## begin Dataset records

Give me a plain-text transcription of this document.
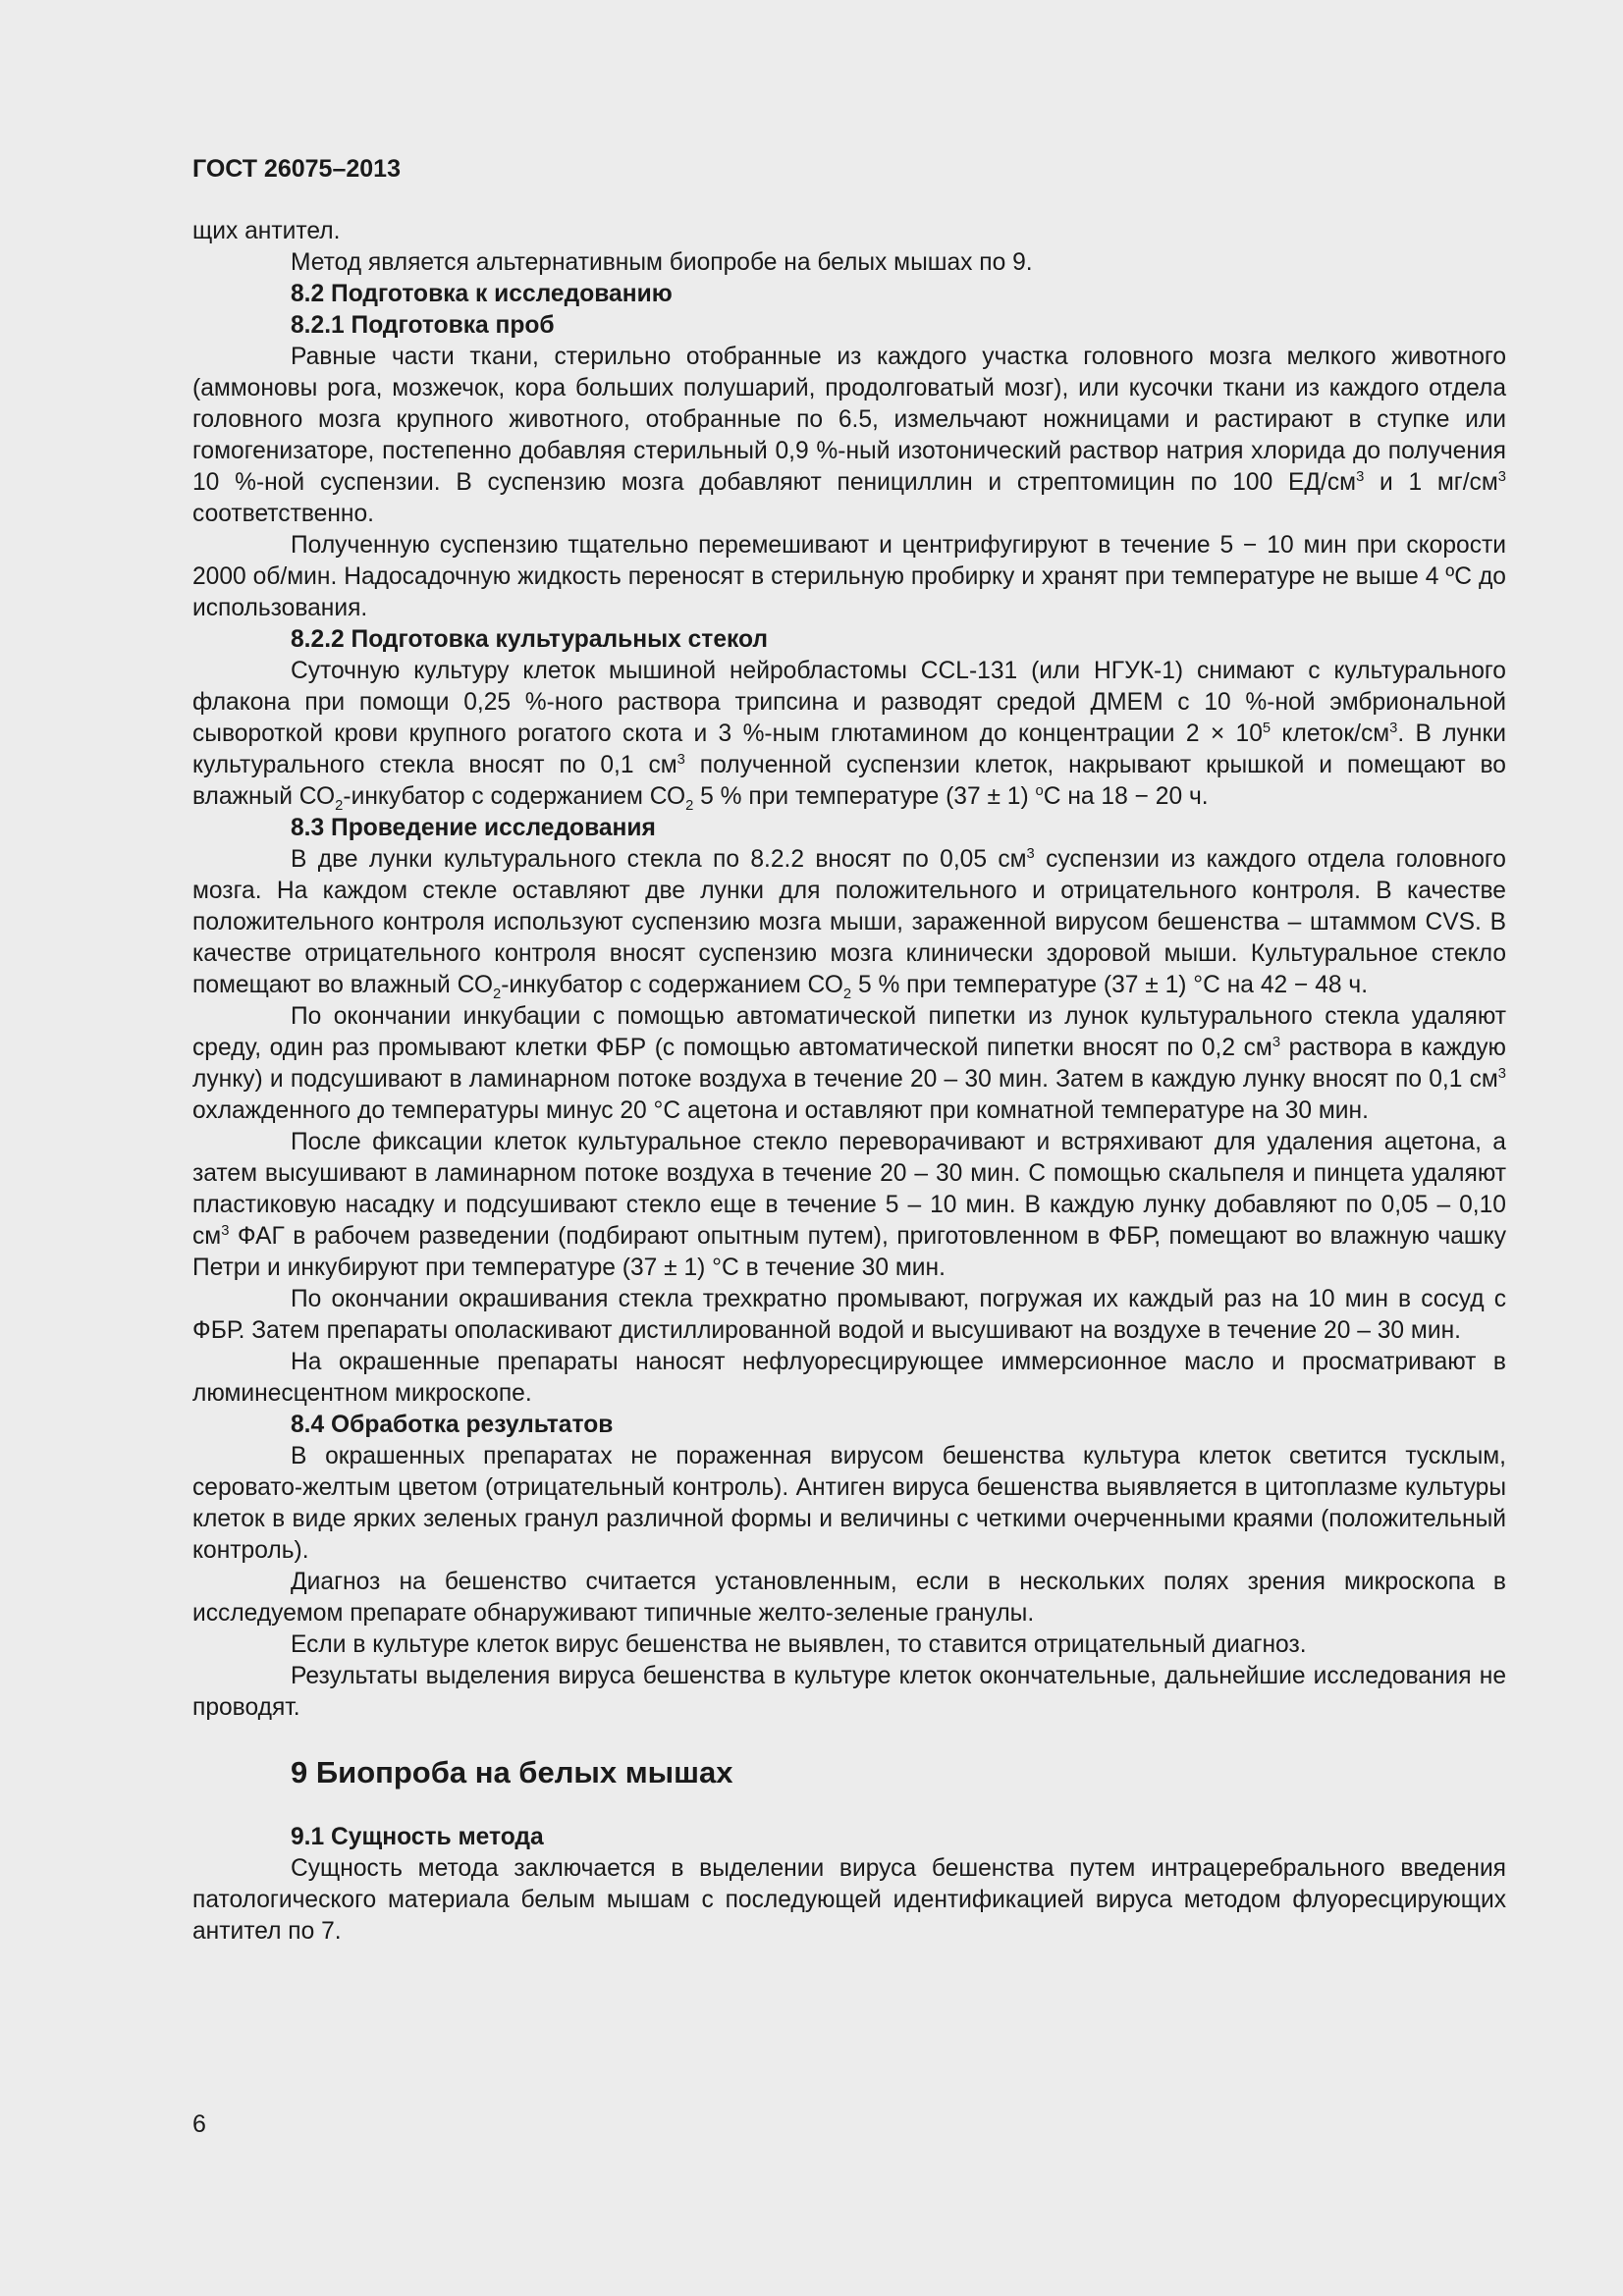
ГОСТ 26075–2013

щих антител.

Метод является альтернативным биопробе на белых мышах по 9.

8.2 Подготовка к исследованию
8.2.1 Подготовка проб

Равные части ткани, стерильно отобранные из каждого участка головного мозга мелкого животного (аммоновы рога, мозжечок, кора больших полушарий, продолговатый мозг), или кусочки ткани из каждого отдела головного мозга крупного животного, отобранные по 6.5, измельчают ножницами и растирают в ступке или гомогенизаторе, постепенно добавляя стерильный 0,9 %-ный изотонический раствор натрия хлорида до получения 10 %-ной суспензии. В суспензию мозга добавляют пенициллин и стрептомицин по 100 $ЕД/см^3$ и 1 $мг/см^3$ соответственно.

Полученную суспензию тщательно перемешивают и центрифугируют в течение 5 − 10 мин при скорости 2000 об/мин. Надосадочную жидкость переносят в стерильную пробирку и хранят при температуре не выше 4 ºС до использования.

8.2.2 Подготовка культуральных стекол

Суточную культуру клеток мышиной нейробластомы CCL-131 (или НГУК-1) снимают с культурального флакона при помощи 0,25 %-ного раствора трипсина и разводят средой ДМЕМ с 10 %-ной эмбриональной сывороткой крови крупного рогатого скота и 3 %-ным глютамином до концентрации $2 \times 10^5$ клеток/$см^3$. В лунки культурального стекла вносят по 0,1 $см^3$ полученной суспензии клеток, накрывают крышкой и помещают во влажный $СО_2$-инкубатор с содержанием $СО_2$ 5 % при температуре (37 ± 1) $^о$С на 18 − 20 ч.

8.3 Проведение исследования

В две лунки культурального стекла по 8.2.2 вносят по 0,05 $см^3$ суспензии из каждого отдела головного мозга. На каждом стекле оставляют две лунки для положительного и отрицательного контроля. В качестве положительного контроля используют суспензию мозга мыши, зараженной вирусом бешенства – штаммом CVS. В качестве отрицательного контроля вносят суспензию мозга клинически здоровой мыши. Культуральное стекло помещают во влажный $СО_2$-инкубатор с содержанием $СО_2$ 5 % при температуре (37 ± 1) °С на 42 − 48 ч.

По окончании инкубации с помощью автоматической пипетки из лунок культурального стекла удаляют среду, один раз промывают клетки ФБР (с помощью автоматической пипетки вносят по 0,2 $см^3$ раствора в каждую лунку) и подсушивают в ламинарном потоке воздуха в течение 20 – 30 мин. Затем в каждую лунку вносят по 0,1 $см^3$ охлажденного до температуры минус 20 °С ацетона и оставляют при комнатной температуре на 30 мин.

После фиксации клеток культуральное стекло переворачивают и встряхивают для удаления ацетона, а затем высушивают в ламинарном потоке воздуха в течение 20 – 30 мин. С помощью скальпеля и пинцета удаляют пластиковую насадку и подсушивают стекло еще в течение 5 – 10 мин. В каждую лунку добавляют по 0,05 – 0,10 $см^3$ ФАГ в рабочем разведении (подбирают опытным путем), приготовленном в ФБР, помещают во влажную чашку Петри и инкубируют при температуре (37 ± 1) °С в течение 30 мин.

По окончании окрашивания стекла трехкратно промывают, погружая их каждый раз на 10 мин в сосуд с ФБР. Затем препараты ополаскивают дистиллированной водой и высушивают на воздухе в течение 20 – 30 мин.

На окрашенные препараты наносят нефлуоресцирующее иммерсионное масло и просматривают в люминесцентном микроскопе.

8.4 Обработка результатов

В окрашенных препаратах не пораженная вирусом бешенства культура клеток светится тусклым, серовато-желтым цветом (отрицательный контроль). Антиген вируса бешенства выявляется в цитоплазме культуры клеток в виде ярких зеленых гранул различной формы и величины с четкими очерченными краями (положительный контроль).

Диагноз на бешенство считается установленным, если в нескольких полях зрения микроскопа в исследуемом препарате обнаруживают типичные желто-зеленые гранулы.

Если в культуре клеток вирус бешенства не выявлен, то ставится отрицательный диагноз.

Результаты выделения вируса бешенства в культуре клеток окончательные, дальнейшие исследования не проводят.

9 Биопроба на белых мышах
9.1 Сущность метода

Сущность метода заключается в выделении вируса бешенства путем интрацеребрального введения патологического материала белым мышам с последующей идентификацией вируса методом флуоресцирующих антител по 7.

6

## end Dataset records

# Requirements:
Go through the preceding material and copy each line that has the word "помощью".

# Final result:
По окончании инкубации с помощью автоматической пипетки из лунок культурального стекла удаляют среду, один раз промывают клетки ФБР (с помощью автоматической пипетки вносят по 0,2 $см^3$ раствора в каждую лунку) и подсушивают в ламинарном потоке воздуха в течение 20 – 30 мин. Затем в каждую лунку вносят по 0,1 $см^3$ охлажденного до температуры минус 20 °С ацетона и оставляют при комнатной температуре на 30 мин.
После фиксации клеток культуральное стекло переворачивают и встряхивают для удаления ацетона, а затем высушивают в ламинарном потоке воздуха в течение 20 – 30 мин. С помощью скальпеля и пинцета удаляют пластиковую насадку и подсушивают стекло еще в течение 5 – 10 мин. В каждую лунку добавляют по 0,05 – 0,10 $см^3$ ФАГ в рабочем разведении (подбирают опытным путем), приготовленном в ФБР, помещают во влажную чашку Петри и инкубируют при температуре (37 ± 1) °С в течение 30 мин.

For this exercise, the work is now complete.